**ТЕКСТ СТРАНИЦЫ**

-------

Мы не станем цитировать те положения, которые касались вопросов международного коммунистического движения, обратимся лишь к разделу, посвященному культуре:
"Мы должны стать поборниками свободы интеллектуальной жизни, свободы художественного творчества и научного прогресса. Для этого мы должны не противопоставлять в абстрактной форме наши концепции тенденциям и течениям иного характера, а открыть диалог со всеми этими течениями и посредством этого диалога постараться углубить темы, касающиеся культуры, в том виде, в каком они предстают в настоящее время. Отнюдь не все те, кто в различных областях культуры, в философии, в исторических и социальных науках сегодня далеки от нас, являются нашими врагами или агентами нашего врага"[16] "Правда", 10 сентября 1964 года..
И при жизни Тольятти, и после его смерти "Ринашита" (и литературное приложение к ней - "Контемпоранео") была теоретическим органом ИКП. Здесь действительно выступали лучшие умы, самые крупные авторитеты, здесь организовывались самые серьезные дискуссии. Тольятти, создавший "Ринашиту" уже через несколько месяцев после многолетнего пребывания в Москве, отдавал журналу много сил, жертвуя, может быть, чисто политической работой. После его смерти "Ринашита" посвятила ему номер, который стоит того, чтобы его сохранить. "Культурой Тольятти, - говорится в этом номере журнала, - был стиль его политического мышления, его подход к социальным явлениям, вскрывающий их внутренний механизм, постоянное обращение к истории, бросающее свет на сегодняшний день, его исключительный - и все возраставший в последние годы - интерес к проблемам метода как инструмента социального познания. У него было отвращение ко всяким упрощениям и приблизительности; для него - интеллектуала, мыслителя и политика - самыми большими пороками в какой-либо культурной или политической позиции были "схематизм" и "абстракция". Те, кто работал вместе с ним, всегда могли с полным основанием бояться его иронии, если реальность сводили к идеальному образцу или же уступали "голосу чувства". Его политическая страстность питалась ясной мыслью, эта мысль искала тщательного подтверждения в окружающей реальности, сложной реальности, которую нельзя раскрыть без усилий, которою нельзя овладеть, не поняв ее бесконечных переплетений. Знать для того, чтобы изменять: нельзя изменять, если не знаешь"[17] "Rinascita", Roma, 29 agosto 1964..

-------

**ПРЕДСТАВЛЕННЫЕ ДАННЫЕ**
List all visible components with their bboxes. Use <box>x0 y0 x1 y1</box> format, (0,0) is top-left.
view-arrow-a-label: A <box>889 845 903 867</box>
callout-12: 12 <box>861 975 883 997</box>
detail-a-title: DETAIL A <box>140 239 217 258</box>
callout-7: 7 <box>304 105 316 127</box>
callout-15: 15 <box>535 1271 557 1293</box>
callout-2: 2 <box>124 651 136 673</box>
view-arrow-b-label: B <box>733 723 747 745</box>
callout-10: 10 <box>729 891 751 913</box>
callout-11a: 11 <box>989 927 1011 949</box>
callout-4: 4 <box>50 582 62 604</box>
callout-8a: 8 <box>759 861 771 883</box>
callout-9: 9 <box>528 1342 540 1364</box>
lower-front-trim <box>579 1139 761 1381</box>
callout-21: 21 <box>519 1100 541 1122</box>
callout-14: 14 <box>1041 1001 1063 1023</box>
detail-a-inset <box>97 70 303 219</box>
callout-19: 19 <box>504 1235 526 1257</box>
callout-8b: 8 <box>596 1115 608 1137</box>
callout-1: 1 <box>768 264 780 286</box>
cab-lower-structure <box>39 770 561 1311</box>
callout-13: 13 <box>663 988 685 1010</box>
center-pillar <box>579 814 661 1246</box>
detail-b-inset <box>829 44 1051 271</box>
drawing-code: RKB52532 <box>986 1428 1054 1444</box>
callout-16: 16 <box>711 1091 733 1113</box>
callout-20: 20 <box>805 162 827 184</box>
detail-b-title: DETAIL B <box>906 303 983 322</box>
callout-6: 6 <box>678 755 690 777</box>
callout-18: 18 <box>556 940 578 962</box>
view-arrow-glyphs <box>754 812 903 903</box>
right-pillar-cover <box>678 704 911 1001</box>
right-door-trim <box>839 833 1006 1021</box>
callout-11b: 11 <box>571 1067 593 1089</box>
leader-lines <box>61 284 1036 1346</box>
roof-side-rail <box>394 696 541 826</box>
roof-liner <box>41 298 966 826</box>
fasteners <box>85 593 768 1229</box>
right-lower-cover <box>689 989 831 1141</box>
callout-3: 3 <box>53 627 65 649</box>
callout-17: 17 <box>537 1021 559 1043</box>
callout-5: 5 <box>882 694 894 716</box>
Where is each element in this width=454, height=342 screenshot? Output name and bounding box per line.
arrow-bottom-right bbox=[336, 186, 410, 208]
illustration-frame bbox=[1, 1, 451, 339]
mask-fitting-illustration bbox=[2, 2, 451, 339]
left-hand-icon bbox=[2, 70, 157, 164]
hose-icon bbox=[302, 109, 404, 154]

-------

**ЗАДАНИЯ И УПРАЖНЕНИЯ**
a - Перепишите фрагмент текста о Тольятти, начиная со слов «Мы не станем» и заканчивая словами «сентября 1964 года..».
b - Как называлось литературное приложение к журналу «Ринашита», согласно тексту о Тольятти?
c - Перечислите все, поборниками чего, согласно процитированному в тексте о Тольятти разделу о культуре, «мы должны стать».
Записи никак не связаны с текстом о Тольятти.

**ОТВЕТЫ К ЗАДАНИЯМ**
a -
Мы не станем цитировать те положения, которые касались вопросов международного коммунистического движения, обратимся лишь к разделу, посвященному культуре:
"Мы должны стать поборниками свободы интеллектуальной жизни, свободы художественного творчества и научного прогресса. Для этого мы должны не противопоставлять в абстрактной форме наши концепции тенденциям и течениям иного характера, а открыть диалог со всеми этими течениями и посредством этого диалога постараться углубить темы, касающиеся культуры, в том виде, в каком они предстают в настоящее время. Отнюдь не все те, кто в различных областях культуры, в философии, в исторических и социальных науках сегодня далеки от нас, являются нашими врагами или агентами нашего врага"[16] "Правда", 10 сентября 1964 года..

b - «Контемпоранео».

c - Свобода интеллектуальной жизни, свобода художественного творчества, научный прогресс.